Work to be completed:
Reproduce every row below verbatim, line for line, omitting the pictures from your output.

::::::::::

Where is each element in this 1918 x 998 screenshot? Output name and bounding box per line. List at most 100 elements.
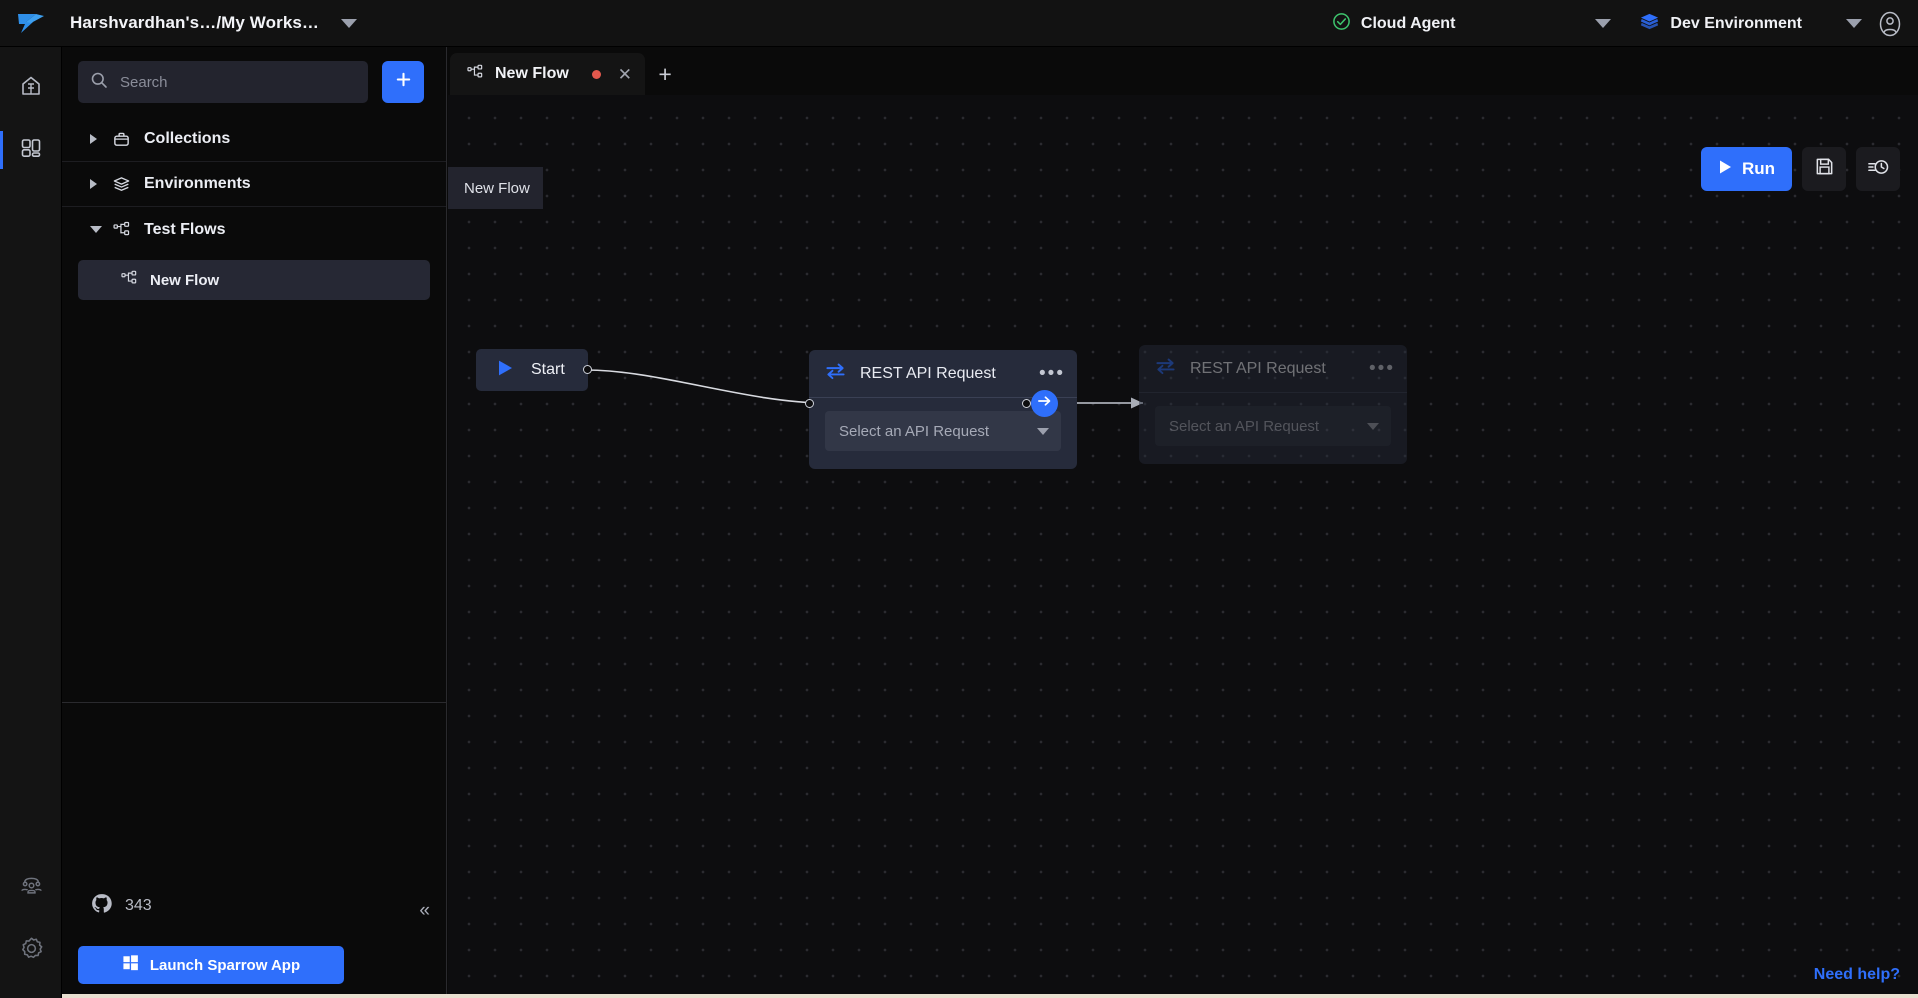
floppy-save-icon xyxy=(1814,156,1835,182)
play-icon xyxy=(1718,159,1733,180)
sidebar-item-test-flows-label: Test Flows xyxy=(144,220,226,238)
unsaved-indicator-dot xyxy=(591,69,601,79)
clock-history-icon xyxy=(1867,156,1890,183)
github-icon xyxy=(90,892,113,920)
chevron-down-icon xyxy=(1367,422,1379,430)
node-title: REST API Request xyxy=(1190,359,1326,377)
add-node-button[interactable] xyxy=(1031,390,1058,417)
environment-selector[interactable]: Dev Environment xyxy=(1639,0,1862,47)
check-circle-icon xyxy=(1332,12,1351,36)
main-area: New Flow ✕ + New Flow Run Start REST API… xyxy=(448,47,1918,998)
request-exchange-icon xyxy=(825,362,846,385)
run-button-label: Run xyxy=(1741,159,1776,178)
environment-label: Dev Environment xyxy=(1670,14,1802,32)
flow-name-label: New Flow xyxy=(464,179,530,197)
rail-item-home[interactable] xyxy=(0,57,62,119)
github-star-count: 343 xyxy=(125,897,152,914)
flow-name-chip[interactable]: New Flow xyxy=(448,167,543,209)
flow-nodes-icon xyxy=(120,269,138,292)
sidebar-item-collections-label: Collections xyxy=(144,130,231,147)
api-request-select[interactable]: Select an API Request xyxy=(1155,406,1391,446)
ellipsis-icon[interactable]: ••• xyxy=(1369,359,1395,378)
api-request-select[interactable]: Select an API Request xyxy=(825,411,1061,451)
environment-chevron-down-icon[interactable] xyxy=(1846,19,1862,28)
sparrow-bird-logo[interactable] xyxy=(0,0,62,47)
rail-bottom-group xyxy=(0,858,62,998)
play-icon xyxy=(497,359,514,382)
node-rest-1-input-port[interactable] xyxy=(805,399,814,408)
tab-new-flow[interactable]: New Flow ✕ xyxy=(450,53,646,95)
sidebar-collapse-button[interactable]: « xyxy=(419,901,430,920)
sidebar-divider xyxy=(62,702,446,703)
launch-sparrow-app-label: Launch Sparrow App xyxy=(149,956,301,974)
sidebar: Collections Environments xyxy=(62,47,447,998)
windows-icon xyxy=(122,954,139,976)
tab-label: New Flow xyxy=(495,65,569,82)
workspace-breadcrumb[interactable]: Harshvardhan's…/My Works… xyxy=(70,13,319,33)
search-input[interactable] xyxy=(120,73,356,91)
sidebar-flow-item-label: New Flow xyxy=(150,271,220,289)
node-rest-api-request-2-ghost[interactable]: REST API Request ••• Select an API Reque… xyxy=(1139,345,1407,464)
launch-sparrow-app-button[interactable]: Launch Sparrow App xyxy=(78,946,344,984)
bottom-scroll-strip[interactable] xyxy=(62,994,1918,998)
api-request-select-label: Select an API Request xyxy=(1169,417,1320,435)
workspace-grid-icon xyxy=(18,135,44,166)
rail-item-team[interactable] xyxy=(0,858,62,920)
add-button[interactable] xyxy=(382,61,424,103)
run-button[interactable]: Run xyxy=(1701,147,1792,191)
search-box[interactable] xyxy=(78,61,368,103)
flow-nodes-icon xyxy=(112,220,144,239)
plus-icon xyxy=(394,70,413,94)
user-avatar-icon[interactable] xyxy=(1862,0,1918,47)
sidebar-search-row xyxy=(62,47,446,103)
node-rest-1-output-port[interactable] xyxy=(1022,399,1031,408)
layers-icon xyxy=(112,175,144,194)
workspace-chevron-down-icon[interactable] xyxy=(341,18,358,28)
github-stars[interactable]: 343 xyxy=(90,892,152,920)
sidebar-tree: Collections Environments Test Flows New … xyxy=(62,117,446,300)
node-body: Select an API Request xyxy=(1139,393,1407,464)
flow-canvas[interactable]: New Flow Run Start REST API Request ••• … xyxy=(448,95,1918,998)
sidebar-item-environments-label: Environments xyxy=(144,175,251,192)
flow-nodes-icon xyxy=(466,63,484,86)
node-start-output-port[interactable] xyxy=(583,365,592,374)
node-start[interactable]: Start xyxy=(476,349,588,391)
api-request-select-label: Select an API Request xyxy=(839,422,990,440)
cloud-agent-label: Cloud Agent xyxy=(1360,14,1456,32)
top-bar-right: Cloud Agent Dev Environment xyxy=(1332,0,1918,47)
request-exchange-icon xyxy=(1155,357,1176,380)
history-button[interactable] xyxy=(1856,147,1900,191)
close-icon[interactable]: ✕ xyxy=(618,66,632,83)
add-tab-button[interactable]: + xyxy=(645,53,685,95)
layers-icon xyxy=(1639,11,1660,37)
sidebar-item-collections[interactable]: Collections xyxy=(62,117,446,162)
left-rail xyxy=(0,47,62,998)
cloud-agent-selector[interactable]: Cloud Agent xyxy=(1332,0,1612,47)
home-icon xyxy=(18,73,44,104)
canvas-toolbar: Run xyxy=(1701,147,1900,191)
sidebar-flow-item-new-flow[interactable]: New Flow xyxy=(78,260,430,300)
tab-bar: New Flow ✕ + xyxy=(448,47,1918,95)
need-help-link[interactable]: Need help? xyxy=(1814,966,1900,984)
gear-icon xyxy=(18,935,45,967)
top-bar: Harshvardhan's…/My Works… Cloud Agent De… xyxy=(0,0,1918,47)
chevron-down-icon[interactable] xyxy=(90,226,112,233)
sidebar-item-test-flows[interactable]: Test Flows xyxy=(62,207,446,252)
chevron-down-icon xyxy=(1037,427,1049,435)
save-button[interactable] xyxy=(1802,147,1846,191)
chevron-right-icon[interactable] xyxy=(90,134,112,144)
cloud-agent-chevron-down-icon[interactable] xyxy=(1595,19,1612,28)
search-icon xyxy=(90,71,108,94)
sidebar-item-environments[interactable]: Environments xyxy=(62,162,446,207)
chevron-right-icon[interactable] xyxy=(90,179,112,189)
app-window: Harshvardhan's…/My Works… Cloud Agent De… xyxy=(0,0,1918,998)
flow-edges xyxy=(585,369,1143,409)
rail-item-settings[interactable] xyxy=(0,920,62,982)
node-start-label: Start xyxy=(531,361,565,378)
ellipsis-icon[interactable]: ••• xyxy=(1039,364,1065,383)
node-title: REST API Request xyxy=(860,364,996,382)
team-people-icon xyxy=(18,873,45,905)
arrow-right-circle-icon xyxy=(1037,394,1052,413)
rail-item-workspace[interactable] xyxy=(0,119,62,181)
collection-box-icon xyxy=(112,130,144,149)
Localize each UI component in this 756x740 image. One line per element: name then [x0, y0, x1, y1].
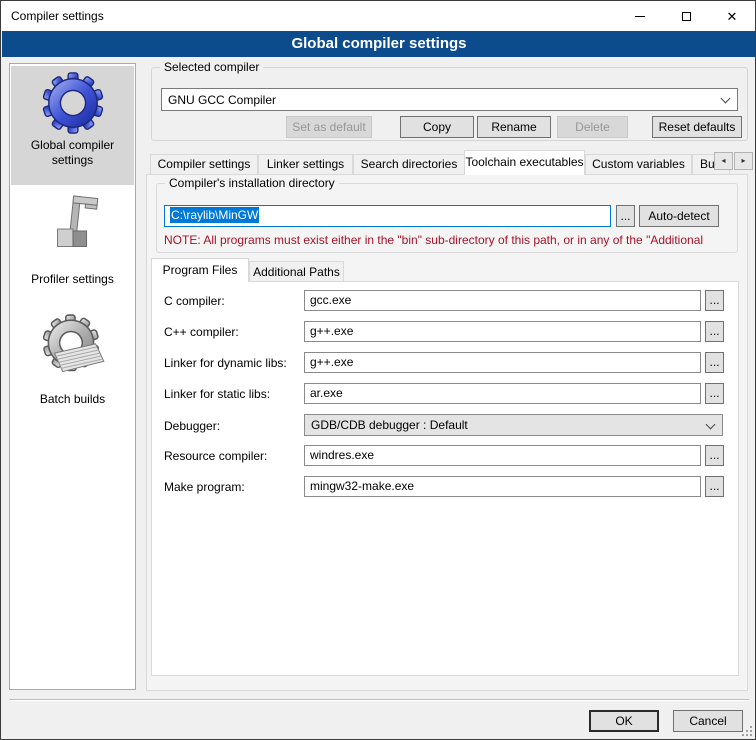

::::::::::

Correct response:
Where is each element in this 1918 x 998 screenshot? Output name and bounding box per line. List at most 100 elements.
floppy-save-icon xyxy=(1814,156,1835,182)
play-icon xyxy=(1718,159,1733,180)
sidebar-item-test-flows-label: Test Flows xyxy=(144,220,226,238)
unsaved-indicator-dot xyxy=(591,69,601,79)
clock-history-icon xyxy=(1867,156,1890,183)
github-icon xyxy=(90,892,113,920)
chevron-down-icon xyxy=(1367,422,1379,430)
node-title: REST API Request xyxy=(1190,359,1326,377)
add-node-button[interactable] xyxy=(1031,390,1058,417)
environment-selector[interactable]: Dev Environment xyxy=(1639,0,1862,47)
check-circle-icon xyxy=(1332,12,1351,36)
main-area: New Flow ✕ + New Flow Run Start REST API… xyxy=(448,47,1918,998)
request-exchange-icon xyxy=(825,362,846,385)
run-button-label: Run xyxy=(1741,159,1776,178)
environment-label: Dev Environment xyxy=(1670,14,1802,32)
flow-name-label: New Flow xyxy=(464,179,530,197)
rail-item-home[interactable] xyxy=(0,57,62,119)
github-star-count: 343 xyxy=(125,897,152,914)
flow-name-chip[interactable]: New Flow xyxy=(448,167,543,209)
flow-nodes-icon xyxy=(120,269,138,292)
sidebar-item-collections-label: Collections xyxy=(144,130,231,147)
api-request-select[interactable]: Select an API Request xyxy=(1155,406,1391,446)
ellipsis-icon[interactable]: ••• xyxy=(1369,359,1395,378)
api-request-select[interactable]: Select an API Request xyxy=(825,411,1061,451)
environment-chevron-down-icon[interactable] xyxy=(1846,19,1862,28)
sparrow-bird-logo[interactable] xyxy=(0,0,62,47)
rail-bottom-group xyxy=(0,858,62,998)
play-icon xyxy=(497,359,514,382)
node-rest-1-input-port[interactable] xyxy=(805,399,814,408)
tab-new-flow[interactable]: New Flow ✕ xyxy=(450,53,646,95)
sidebar-collapse-button[interactable]: « xyxy=(419,901,430,920)
sidebar-divider xyxy=(62,702,446,703)
launch-sparrow-app-label: Launch Sparrow App xyxy=(149,956,301,974)
sidebar: Collections Environments xyxy=(62,47,447,998)
windows-icon xyxy=(122,954,139,976)
tab-label: New Flow xyxy=(495,65,569,82)
workspace-breadcrumb[interactable]: Harshvardhan's…/My Works… xyxy=(70,13,319,33)
search-input[interactable] xyxy=(120,73,356,91)
sidebar-flow-item-label: New Flow xyxy=(150,271,220,289)
node-rest-api-request-2-ghost[interactable]: REST API Request ••• Select an API Reque… xyxy=(1139,345,1407,464)
launch-sparrow-app-button[interactable]: Launch Sparrow App xyxy=(78,946,344,984)
bottom-scroll-strip[interactable] xyxy=(62,994,1918,998)
api-request-select-label: Select an API Request xyxy=(1169,417,1320,435)
workspace-grid-icon xyxy=(18,135,44,166)
rail-item-team[interactable] xyxy=(0,858,62,920)
add-button[interactable] xyxy=(382,61,424,103)
run-button[interactable]: Run xyxy=(1701,147,1792,191)
search-box[interactable] xyxy=(78,61,368,103)
flow-nodes-icon xyxy=(112,220,144,239)
plus-icon xyxy=(394,70,413,94)
user-avatar-icon[interactable] xyxy=(1862,0,1918,47)
sidebar-search-row xyxy=(62,47,446,103)
node-rest-1-output-port[interactable] xyxy=(1022,399,1031,408)
layers-icon xyxy=(112,175,144,194)
workspace-chevron-down-icon[interactable] xyxy=(341,18,358,28)
github-stars[interactable]: 343 xyxy=(90,892,152,920)
sidebar-tree: Collections Environments Test Flows New … xyxy=(62,117,446,300)
node-body: Select an API Request xyxy=(1139,393,1407,464)
flow-canvas[interactable]: New Flow Run Start REST API Request ••• … xyxy=(448,95,1918,998)
sidebar-item-environments-label: Environments xyxy=(144,175,251,192)
flow-nodes-icon xyxy=(466,63,484,86)
node-start-output-port[interactable] xyxy=(583,365,592,374)
node-start[interactable]: Start xyxy=(476,349,588,391)
api-request-select-label: Select an API Request xyxy=(839,422,990,440)
cloud-agent-label: Cloud Agent xyxy=(1360,14,1456,32)
top-bar-right: Cloud Agent Dev Environment xyxy=(1332,0,1918,47)
request-exchange-icon xyxy=(1155,357,1176,380)
history-button[interactable] xyxy=(1856,147,1900,191)
close-icon[interactable]: ✕ xyxy=(618,66,632,83)
add-tab-button[interactable]: + xyxy=(645,53,685,95)
layers-icon xyxy=(1639,11,1660,37)
sidebar-item-collections[interactable]: Collections xyxy=(62,117,446,162)
left-rail xyxy=(0,47,62,998)
cloud-agent-selector[interactable]: Cloud Agent xyxy=(1332,0,1612,47)
home-icon xyxy=(18,73,44,104)
canvas-toolbar: Run xyxy=(1701,147,1900,191)
sidebar-flow-item-new-flow[interactable]: New Flow xyxy=(78,260,430,300)
tab-bar: New Flow ✕ + xyxy=(448,47,1918,95)
need-help-link[interactable]: Need help? xyxy=(1814,966,1900,984)
gear-icon xyxy=(18,935,45,967)
top-bar: Harshvardhan's…/My Works… Cloud Agent De… xyxy=(0,0,1918,47)
chevron-down-icon[interactable] xyxy=(90,226,112,233)
sidebar-item-test-flows[interactable]: Test Flows xyxy=(62,207,446,252)
chevron-down-icon xyxy=(1037,427,1049,435)
save-button[interactable] xyxy=(1802,147,1846,191)
chevron-right-icon[interactable] xyxy=(90,134,112,144)
cloud-agent-chevron-down-icon[interactable] xyxy=(1595,19,1612,28)
search-icon xyxy=(90,71,108,94)
sidebar-item-environments[interactable]: Environments xyxy=(62,162,446,207)
chevron-right-icon[interactable] xyxy=(90,179,112,189)
app-window: Harshvardhan's…/My Works… Cloud Agent De… xyxy=(0,0,1918,998)
flow-edges xyxy=(585,369,1143,409)
rail-item-settings[interactable] xyxy=(0,920,62,982)
node-start-label: Start xyxy=(531,361,565,378)
ellipsis-icon[interactable]: ••• xyxy=(1039,364,1065,383)
node-title: REST API Request xyxy=(860,364,996,382)
team-people-icon xyxy=(18,873,45,905)
arrow-right-circle-icon xyxy=(1037,394,1052,413)
rail-item-workspace[interactable] xyxy=(0,119,62,181)
collection-box-icon xyxy=(112,130,144,149)
Localize each UI component in this 756x740 image. One line per element: name then [x0, y0, x1, y1].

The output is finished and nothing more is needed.